(Data extracted from a collection)
==============================

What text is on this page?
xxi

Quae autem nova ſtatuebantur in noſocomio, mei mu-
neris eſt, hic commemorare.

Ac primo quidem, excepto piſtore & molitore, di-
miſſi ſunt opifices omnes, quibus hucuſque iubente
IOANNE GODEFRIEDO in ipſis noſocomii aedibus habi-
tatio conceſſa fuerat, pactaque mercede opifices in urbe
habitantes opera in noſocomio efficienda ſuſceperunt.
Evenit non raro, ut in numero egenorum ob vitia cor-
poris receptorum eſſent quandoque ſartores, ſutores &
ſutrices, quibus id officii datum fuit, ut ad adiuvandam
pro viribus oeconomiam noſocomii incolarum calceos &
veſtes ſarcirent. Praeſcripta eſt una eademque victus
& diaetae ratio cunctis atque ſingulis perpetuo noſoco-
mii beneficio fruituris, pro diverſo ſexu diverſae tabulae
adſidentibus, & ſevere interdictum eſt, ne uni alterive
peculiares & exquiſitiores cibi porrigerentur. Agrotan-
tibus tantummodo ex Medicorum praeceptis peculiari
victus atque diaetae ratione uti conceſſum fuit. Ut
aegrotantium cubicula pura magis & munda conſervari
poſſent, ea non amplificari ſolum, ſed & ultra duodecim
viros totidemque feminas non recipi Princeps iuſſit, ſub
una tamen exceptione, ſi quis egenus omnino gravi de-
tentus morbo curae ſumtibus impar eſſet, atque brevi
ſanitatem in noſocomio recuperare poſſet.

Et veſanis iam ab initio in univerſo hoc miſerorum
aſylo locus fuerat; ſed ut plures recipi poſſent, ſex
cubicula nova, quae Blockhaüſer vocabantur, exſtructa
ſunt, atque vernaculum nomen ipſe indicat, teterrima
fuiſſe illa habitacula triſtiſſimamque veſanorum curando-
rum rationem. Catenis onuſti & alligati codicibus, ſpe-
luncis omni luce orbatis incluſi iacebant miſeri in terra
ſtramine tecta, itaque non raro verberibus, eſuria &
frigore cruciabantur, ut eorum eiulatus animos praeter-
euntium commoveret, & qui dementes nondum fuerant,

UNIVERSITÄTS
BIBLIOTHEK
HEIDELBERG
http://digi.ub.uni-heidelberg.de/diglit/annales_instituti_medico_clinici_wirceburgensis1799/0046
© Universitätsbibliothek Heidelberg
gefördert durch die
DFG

==============================

- [Aim of the exercise] Every line containing the string "nova" must be listed.

- [Solution to the problem]
Quae autem nova ſtatuebantur in noſocomio, mei mu-
cubicula nova, quae Blockhaüſer vocabantur, exſtructa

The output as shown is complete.